Written problem » Return each entry exactly, with none missing.
###
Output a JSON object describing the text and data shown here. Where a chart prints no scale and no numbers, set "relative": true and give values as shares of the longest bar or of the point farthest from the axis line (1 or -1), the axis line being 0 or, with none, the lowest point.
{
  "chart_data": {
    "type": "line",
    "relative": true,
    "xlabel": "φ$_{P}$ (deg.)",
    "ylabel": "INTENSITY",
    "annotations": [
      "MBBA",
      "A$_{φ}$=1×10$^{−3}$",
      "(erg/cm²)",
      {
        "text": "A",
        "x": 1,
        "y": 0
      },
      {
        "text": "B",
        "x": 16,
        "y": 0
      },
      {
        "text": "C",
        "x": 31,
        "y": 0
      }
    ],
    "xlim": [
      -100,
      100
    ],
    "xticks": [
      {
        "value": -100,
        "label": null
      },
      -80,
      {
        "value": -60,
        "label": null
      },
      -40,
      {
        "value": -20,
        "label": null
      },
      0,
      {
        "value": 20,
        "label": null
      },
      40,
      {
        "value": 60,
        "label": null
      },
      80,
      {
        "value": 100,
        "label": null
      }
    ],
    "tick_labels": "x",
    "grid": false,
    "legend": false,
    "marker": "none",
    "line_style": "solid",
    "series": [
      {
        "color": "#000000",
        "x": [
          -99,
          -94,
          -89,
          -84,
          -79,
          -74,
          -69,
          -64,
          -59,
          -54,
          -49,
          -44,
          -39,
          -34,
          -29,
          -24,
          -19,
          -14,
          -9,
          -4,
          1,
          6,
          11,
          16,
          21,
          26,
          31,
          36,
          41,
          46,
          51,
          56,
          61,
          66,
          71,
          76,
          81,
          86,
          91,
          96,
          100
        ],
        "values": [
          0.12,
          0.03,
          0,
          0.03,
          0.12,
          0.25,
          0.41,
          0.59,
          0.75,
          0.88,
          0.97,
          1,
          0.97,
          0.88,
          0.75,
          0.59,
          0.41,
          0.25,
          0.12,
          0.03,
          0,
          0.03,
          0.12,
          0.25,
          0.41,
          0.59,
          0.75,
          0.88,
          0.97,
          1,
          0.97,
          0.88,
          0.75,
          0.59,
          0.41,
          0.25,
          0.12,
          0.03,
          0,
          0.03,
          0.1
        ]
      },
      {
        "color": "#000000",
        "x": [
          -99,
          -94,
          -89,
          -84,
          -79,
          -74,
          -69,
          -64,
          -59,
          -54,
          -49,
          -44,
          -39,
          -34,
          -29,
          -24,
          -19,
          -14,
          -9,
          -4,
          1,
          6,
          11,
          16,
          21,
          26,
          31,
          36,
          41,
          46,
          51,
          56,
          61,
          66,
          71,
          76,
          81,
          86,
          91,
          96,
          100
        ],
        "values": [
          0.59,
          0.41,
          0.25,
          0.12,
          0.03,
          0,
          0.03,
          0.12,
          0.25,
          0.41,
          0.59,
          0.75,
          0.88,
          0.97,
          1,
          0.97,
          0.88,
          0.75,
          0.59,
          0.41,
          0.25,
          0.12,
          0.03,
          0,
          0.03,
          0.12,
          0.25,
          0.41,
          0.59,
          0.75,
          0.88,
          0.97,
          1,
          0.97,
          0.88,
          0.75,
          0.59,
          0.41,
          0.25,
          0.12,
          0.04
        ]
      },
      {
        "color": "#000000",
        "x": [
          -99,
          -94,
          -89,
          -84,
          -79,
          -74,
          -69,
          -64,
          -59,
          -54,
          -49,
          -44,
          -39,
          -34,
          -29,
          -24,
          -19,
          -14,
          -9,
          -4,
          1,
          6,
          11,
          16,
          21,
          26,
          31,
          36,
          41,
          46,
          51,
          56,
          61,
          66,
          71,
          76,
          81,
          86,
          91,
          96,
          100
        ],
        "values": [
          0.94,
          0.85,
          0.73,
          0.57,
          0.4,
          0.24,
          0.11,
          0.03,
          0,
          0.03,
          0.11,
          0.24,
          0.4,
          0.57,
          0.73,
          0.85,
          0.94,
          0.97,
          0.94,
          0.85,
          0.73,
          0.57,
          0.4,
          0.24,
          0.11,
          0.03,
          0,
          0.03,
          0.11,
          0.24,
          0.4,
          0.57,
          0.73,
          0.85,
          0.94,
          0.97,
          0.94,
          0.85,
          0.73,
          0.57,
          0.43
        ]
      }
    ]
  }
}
###
Expected answer »
Output a JSON object describing the text and data shown here. Where a chart prints no scale and no numbers, set "relative": true and give values as shares of the longest bar or of the point farthest from the axis line (1 or -1), the axis line being 0 or, with none, the lowest point.
{
  "chart_data": {
    "type": "line",
    "relative": true,
    "xlabel": "φ$_{P}$ (deg.)",
    "ylabel": "INTENSITY",
    "annotations": [
      "MBBA",
      "A$_{φ}$=1×10$^{−3}$",
      "(erg/cm²)",
      {
        "text": "A",
        "x": 1,
        "y": 0
      },
      {
        "text": "B",
        "x": 16,
        "y": 0
      },
      {
        "text": "C",
        "x": 31,
        "y": 0
      }
    ],
    "xlim": [
      -100,
      100
    ],
    "xticks": [
      {
        "value": -100,
        "label": null
      },
      -80,
      {
        "value": -60,
        "label": null
      },
      -40,
      {
        "value": -20,
        "label": null
      },
      0,
      {
        "value": 20,
        "label": null
      },
      40,
      {
        "value": 60,
        "label": null
      },
      80,
      {
        "value": 100,
        "label": null
      }
    ],
    "tick_labels": "x",
    "grid": false,
    "legend": false,
    "marker": "none",
    "line_style": "solid",
    "series": [
      {
        "color": "#000000",
        "x": [
          -99,
          -94,
          -89,
          -84,
          -79,
          -74,
          -69,
          -64,
          -59,
          -54,
          -49,
          -44,
          -39,
          -34,
          -29,
          -24,
          -19,
          -14,
          -9,
          -4,
          1,
          6,
          11,
          16,
          21,
          26,
          31,
          36,
          41,
          46,
          51,
          56,
          61,
          66,
          71,
          76,
          81,
          86,
          91,
          96,
          100
        ],
        "values": [
          0.12,
          0.03,
          0,
          0.03,
          0.12,
          0.25,
          0.41,
          0.59,
          0.75,
          0.88,
          0.97,
          1,
          0.97,
          0.88,
          0.75,
          0.59,
          0.41,
          0.25,
          0.12,
          0.03,
          0,
          0.03,
          0.12,
          0.25,
          0.41,
          0.59,
          0.75,
          0.88,
          0.97,
          1,
          0.97,
          0.88,
          0.75,
          0.59,
          0.41,
          0.25,
          0.12,
          0.03,
          0,
          0.03,
          0.1
        ]
      },
      {
        "color": "#000000",
        "x": [
          -99,
          -94,
          -89,
          -84,
          -79,
          -74,
          -69,
          -64,
          -59,
          -54,
          -49,
          -44,
          -39,
          -34,
          -29,
          -24,
          -19,
          -14,
          -9,
          -4,
          1,
          6,
          11,
          16,
          21,
          26,
          31,
          36,
          41,
          46,
          51,
          56,
          61,
          66,
          71,
          76,
          81,
          86,
          91,
          96,
          100
        ],
        "values": [
          0.59,
          0.41,
          0.25,
          0.12,
          0.03,
          0,
          0.03,
          0.12,
          0.25,
          0.41,
          0.59,
          0.75,
          0.88,
          0.97,
          1,
          0.97,
          0.88,
          0.75,
          0.59,
          0.41,
          0.25,
          0.12,
          0.03,
          0,
          0.03,
          0.12,
          0.25,
          0.41,
          0.59,
          0.75,
          0.88,
          0.97,
          1,
          0.97,
          0.88,
          0.75,
          0.59,
          0.41,
          0.25,
          0.12,
          0.04
        ]
      },
      {
        "color": "#000000",
        "x": [
          -99,
          -94,
          -89,
          -84,
          -79,
          -74,
          -69,
          -64,
          -59,
          -54,
          -49,
          -44,
          -39,
          -34,
          -29,
          -24,
          -19,
          -14,
          -9,
          -4,
          1,
          6,
          11,
          16,
          21,
          26,
          31,
          36,
          41,
          46,
          51,
          56,
          61,
          66,
          71,
          76,
          81,
          86,
          91,
          96,
          100
        ],
        "values": [
          0.94,
          0.85,
          0.73,
          0.57,
          0.4,
          0.24,
          0.11,
          0.03,
          0,
          0.03,
          0.11,
          0.24,
          0.4,
          0.57,
          0.73,
          0.85,
          0.94,
          0.97,
          0.94,
          0.85,
          0.73,
          0.57,
          0.4,
          0.24,
          0.11,
          0.03,
          0,
          0.03,
          0.11,
          0.24,
          0.4,
          0.57,
          0.73,
          0.85,
          0.94,
          0.97,
          0.94,
          0.85,
          0.73,
          0.57,
          0.43
        ]
      }
    ]
  }
}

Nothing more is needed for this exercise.